6. Without Prejudice. rounds of non-granting of section 54/54F exemption on the facts and circumstances of the case.

(i) The learned Commissioner (Appeals) was not justified in not granting deduction under section 54 of the Act on the flats received by the Appellant in lieu of Development Agreement entered into by the Appellant on the facts and circumstances of the case.

(ii) The learned Commissioner (Appeals) failed to appreciate that there was a residential property on the land which was a subject matter of the development prior to the development.

(iii)The learned Commissioner (Appeals) failed to appreciate the evidences on record like confirmation from the developer, surrender of electricity meter acknowledgement etc., on the facts and circumstances of the case.

(iv) Without Prejudice, the learned Commissioner (Appeals) erred in not granting exemption under sections 54F of the Act on the facts and circumstances of the Act.

7. Grounds on Levy of interest under section 234A and 234B in accordance with law.

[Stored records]
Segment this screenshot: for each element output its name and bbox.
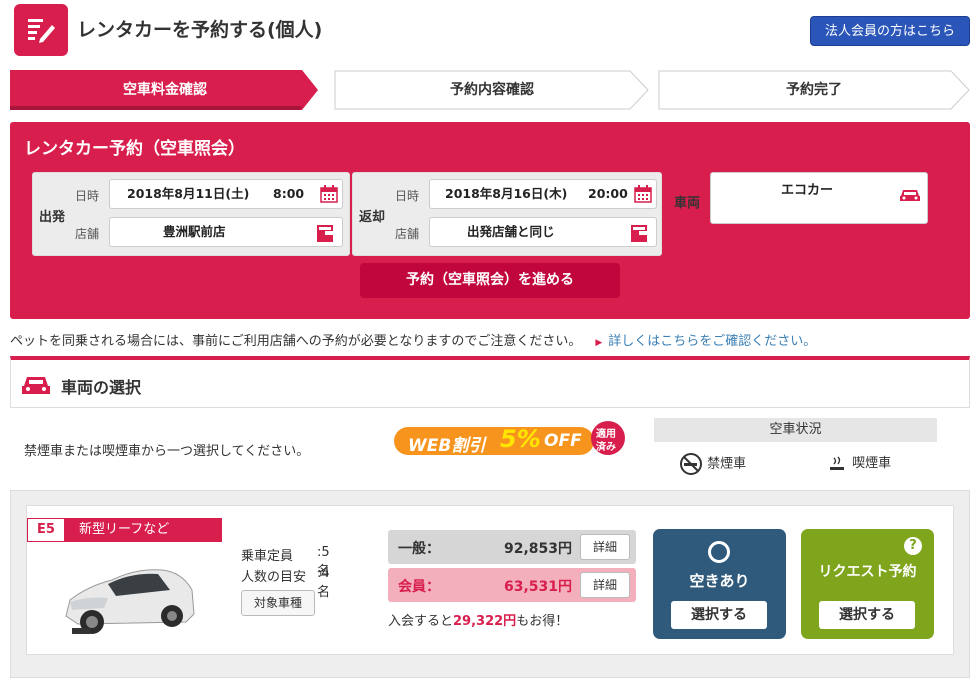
request-label: リクエスト予約: [818, 564, 917, 580]
calendar-icon[interactable]: [634, 185, 652, 203]
save-amount: 29,322円: [453, 614, 517, 629]
return-store-field[interactable]: 出発店舗と同じ: [429, 217, 657, 247]
return-store-label: 店舗: [395, 227, 420, 241]
general-price-row: 一般： 92,853円 詳細: [388, 530, 636, 564]
availability-status-header: 空車状況: [654, 418, 937, 442]
return-datetime-label: 日時: [395, 189, 420, 203]
reservation-title: レンタカー予約（空車照会）: [24, 139, 245, 159]
departure-box: 出発 日時 店舗 2018年8月11日(土) 8:00 豊洲駅前店: [32, 172, 350, 256]
legend-nonsmoking-label: 禁煙車: [707, 456, 747, 472]
smoking-icon: [830, 456, 844, 470]
reservation-panel: レンタカー予約（空車照会） 出発 日時 店舗 2018年8月11日(土) 8:0…: [10, 122, 970, 319]
step-complete: 予約完了: [658, 70, 970, 110]
step-label: 空車料金確認: [123, 82, 207, 98]
guide-spec: 人数の目安 :4名: [241, 566, 330, 600]
available-panel: 空きあり 選択する: [653, 529, 786, 639]
save-prefix: 入会すると: [388, 614, 454, 629]
general-price: 92,853円: [503, 541, 572, 557]
vehicle-selection-header: 車両の選択: [10, 356, 970, 408]
step-availability: 空車料金確認: [10, 70, 320, 110]
departure-store-label: 店舗: [75, 227, 100, 241]
step-label: 予約内容確認: [450, 82, 534, 98]
legend-smoking-label: 喫煙車: [852, 456, 892, 471]
departure-datetime-field[interactable]: 2018年8月11日(土) 8:00: [109, 179, 343, 209]
return-time: 20:00: [588, 186, 628, 201]
store-icon[interactable]: [628, 223, 650, 243]
badge-off: OFF: [544, 431, 582, 451]
departure-store-field[interactable]: 豊洲駅前店: [109, 217, 343, 247]
member-detail-button[interactable]: 詳細: [580, 572, 630, 598]
help-icon[interactable]: ?: [904, 537, 922, 555]
web-discount-badge: WEB割引 5% OFF 適用 済み: [392, 420, 632, 464]
departure-time: 8:00: [273, 186, 305, 201]
car-icon[interactable]: [899, 187, 921, 203]
badge-percent: 5%: [500, 425, 541, 453]
car-class-tag: E5: [27, 518, 65, 542]
badge-main: WEB割引: [408, 436, 486, 456]
car-model-tag: 新型リーフなど: [65, 518, 222, 542]
return-store: 出発店舗と同じ: [467, 224, 555, 239]
guide-label: 人数の目安: [241, 570, 307, 585]
departure-date: 2018年8月11日(土): [127, 186, 250, 201]
departure-store: 豊洲駅前店: [163, 224, 226, 239]
vehicle-label: 車両: [674, 196, 701, 211]
arrow-right-icon: ▶: [595, 338, 603, 348]
capacity-spec: 乗車定員 :5名: [241, 545, 330, 579]
vehicle-value: エコカー: [781, 183, 834, 198]
car-icon: [22, 377, 50, 394]
calendar-icon[interactable]: [320, 185, 338, 203]
request-panel: ? リクエスト予約 選択する: [801, 529, 934, 639]
page-title: レンタカーを予約する(個人): [77, 19, 323, 41]
general-label: 一般：: [398, 541, 440, 557]
membership-savings: 入会すると29,322円もお得！: [388, 610, 568, 629]
badge-applied-2: 済み: [596, 442, 616, 453]
section-title: 車両の選択: [61, 378, 142, 397]
step-confirm: 予約内容確認: [334, 70, 650, 110]
departure-label: 出発: [39, 210, 66, 225]
progress-steps: 空車料金確認 予約内容確認 予約完了: [10, 70, 970, 110]
member-price: 63,531円: [503, 579, 572, 595]
capacity-label: 乗車定員: [241, 549, 294, 564]
reservation-form-icon: [14, 4, 68, 56]
available-circle-icon: [708, 541, 730, 563]
no-smoking-icon: [680, 453, 702, 475]
proceed-reservation-button[interactable]: 予約（空車照会）を進める: [360, 263, 620, 298]
details-link[interactable]: 詳しくはこちらをご確認ください。: [608, 334, 816, 349]
pet-notice-text: ペットを同乗される場合には、事前にご利用店舗への予約が必要となりますのでご注意く…: [10, 334, 582, 349]
return-datetime-field[interactable]: 2018年8月16日(木) 20:00: [429, 179, 657, 209]
selection-instruction: 禁煙車または喫煙車から一つ選択してください。: [24, 444, 310, 459]
target-models-button[interactable]: 対象車種: [241, 590, 315, 616]
departure-datetime-label: 日時: [75, 189, 100, 203]
return-date: 2018年8月16日(木): [445, 186, 568, 201]
member-label: 会員：: [398, 579, 440, 595]
step-label: 予約完了: [786, 82, 842, 98]
save-suffix: もお得！: [516, 614, 569, 629]
car-image: [65, 569, 195, 634]
vehicle-field[interactable]: エコカー: [710, 172, 928, 224]
select-request-button[interactable]: 選択する: [819, 601, 915, 629]
store-icon[interactable]: [314, 223, 336, 243]
legend-nonsmoking: 禁煙車: [679, 452, 746, 476]
return-box: 返却 日時 店舗 2018年8月16日(木) 20:00 出発店舗と同じ: [352, 172, 662, 256]
select-available-button[interactable]: 選択する: [671, 601, 767, 629]
legend-smoking: 喫煙車: [828, 452, 891, 474]
corporate-member-button[interactable]: 法人会員の方はこちら: [810, 16, 970, 46]
return-label: 返却: [359, 210, 386, 225]
member-price-row: 会員： 63,531円 詳細: [388, 568, 636, 602]
available-label: 空きあり: [689, 572, 750, 590]
pet-notice: ペットを同乗される場合には、事前にご利用店舗への予約が必要となりますのでご注意く…: [10, 330, 816, 349]
guide-value: :4名: [317, 566, 331, 600]
page-header: レンタカーを予約する(個人) 法人会員の方はこちら: [0, 0, 979, 62]
general-detail-button[interactable]: 詳細: [580, 534, 630, 560]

Job 1
From the appeal grounds, extract the passage between "(ii) The learned" and "of the Act.", inclusive.
Job 2
Condense the paragraph of the appeal grounds that opens with "(i) The learned Commissioner" into one shorter sentence that keeps its main facts.

Correct result 1
(ii) The learned Commissioner (Appeals) failed to appreciate that there was a residential property on the land which was a subject matter of the development prior to the development.

(iii)The learned Commissioner (Appeals) failed to appreciate the evidences on record like confirmation from the developer, surrender of electricity meter acknowledgement etc., on the facts and circumstances of the case.

(iv) Without Prejudice, the learned Commissioner (Appeals) erred in not granting exemption under sections 54F of the Act on the facts and circumstances of the Act.

Correct result 2
On the facts and circumstances of the case, the Commissioner (Appeals) wrongly denied a section 54 deduction on the flats the Appellant received under its Development Agreement.